Find every line containing the word "unknown" and report the count, nothing more.

Recorded information ->
============================================================
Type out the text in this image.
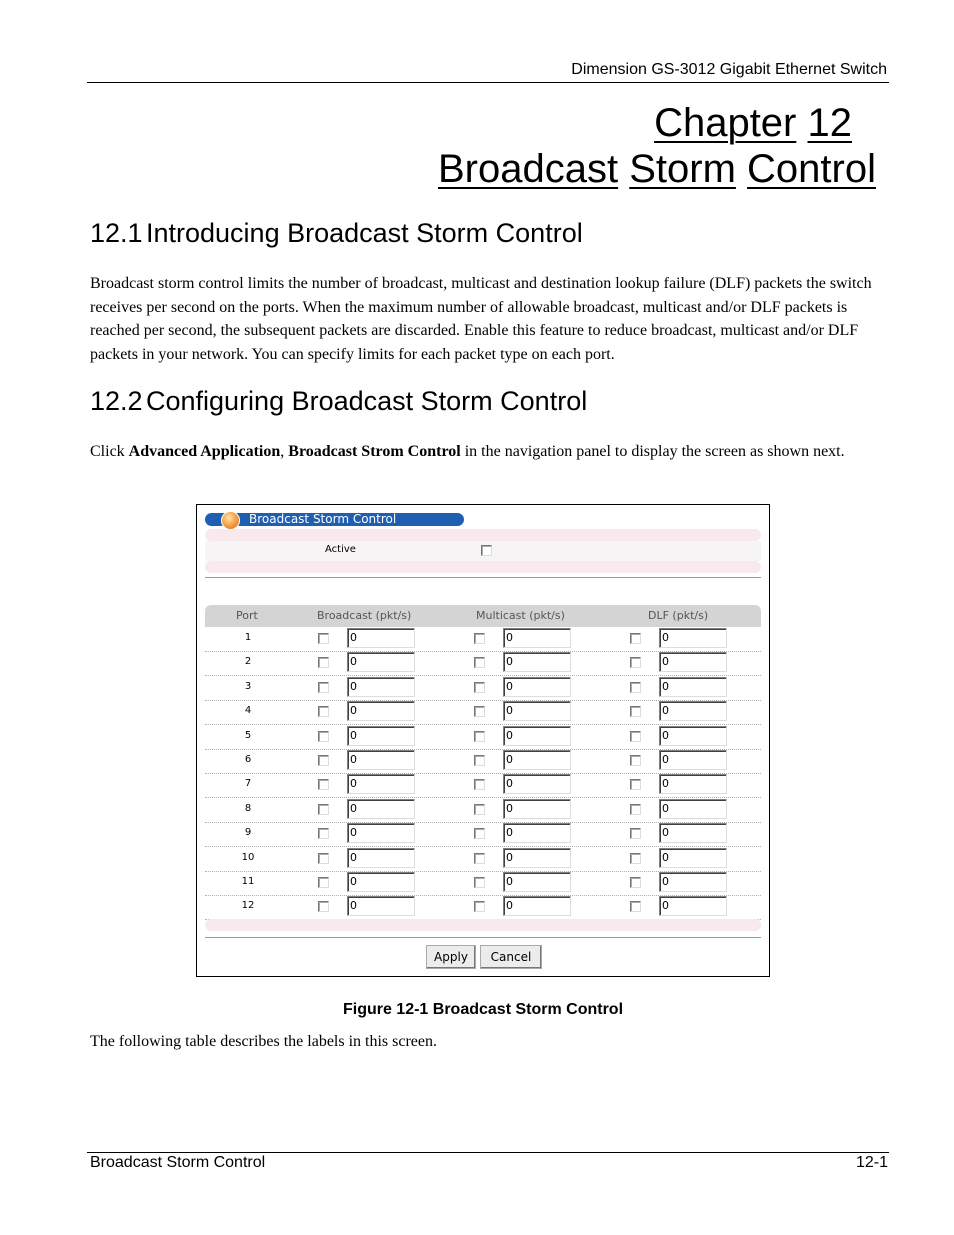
Dimension GS-3012 Gigabit Ethernet Switch
Chapter 12
Broadcast Storm Control
12.1 Introducing Broadcast Storm Control
Broadcast storm control limits the number of broadcast, multicast and destination lookup failure (DLF) packets the switch receives per second on the ports. When the maximum number of allowable broadcast, multicast and/or DLF packets is reached per second, the subsequent packets are discarded. Enable this feature to reduce broadcast, multicast and/or DLF packets in your network. You can specify limits for each packet type on each port.
12.2 Configuring Broadcast Storm Control
Click Advanced Application, Broadcast Strom Control in the navigation panel to display the screen as shown next.
Broadcast Storm Control
Active
Port	Broadcast (pkt/s)	Multicast (pkt/s)	DLF (pkt/s)
1	0	0	0
2	0	0	0
3	0	0	0
4	0	0	0
5	0	0	0
6	0	0	0
7	0	0	0
8	0	0	0
9	0	0	0
10	0	0	0
11	0	0	0
12	0	0	0
Apply	Cancel
Figure 12-1 Broadcast Storm Control
The following table describes the labels in this screen.
Broadcast Storm Control	12-1
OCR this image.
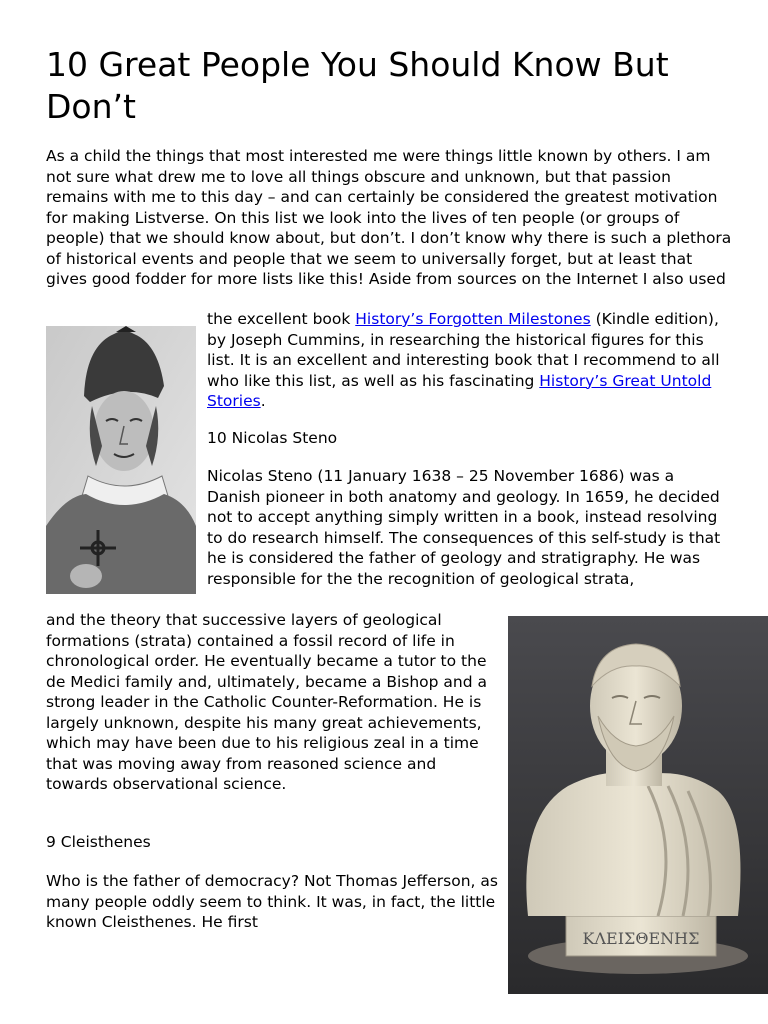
10 Great People You Should Know But Don’t

As a child the things that most interested me were things little known by others. I am not sure what drew me to love all things obscure and unknown, but that passion remains with me to this day – and can certainly be considered the greatest motivation for making Listverse. On this list we look into the lives of ten people (or groups of people) that we should know about, but don’t. I don’t know why there is such a plethora of historical events and people that we seem to universally forget, but at least that gives good fodder for more lists like this! Aside from sources on the Internet I also used

the excellent book History’s Forgotten Milestones (Kindle edition), by Joseph Cummins, in researching the historical figures for this list. It is an excellent and interesting book that I recommend to all who like this list, as well as his fascinating History’s Great Untold Stories.

10 Nicolas Steno

Nicolas Steno (11 January 1638 – 25 November 1686) was a Danish pioneer in both anatomy and geology. In 1659, he decided not to accept anything simply written in a book, instead resolving to do research himself. The consequences of this self-study is that he is considered the father of geology and stratigraphy. He was responsible for the the recognition of geological strata,

and the theory that successive layers of geological formations (strata) contained a fossil record of life in chronological order. He eventually became a tutor to the de Medici family and, ultimately, became a Bishop and a strong leader in the Catholic Counter-Reformation. He is largely unknown, despite his many great achievements, which may have been due to his religious zeal in a time that was moving away from reasoned science and towards observational science.

ΚΛΕΙΣΘΕΝΗΣ

9 Cleisthenes

Who is the father of democracy? Not Thomas Jefferson, as many people oddly seem to think. It was, in fact, the little known Cleisthenes. He first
============================================================
Answer for the task -> 2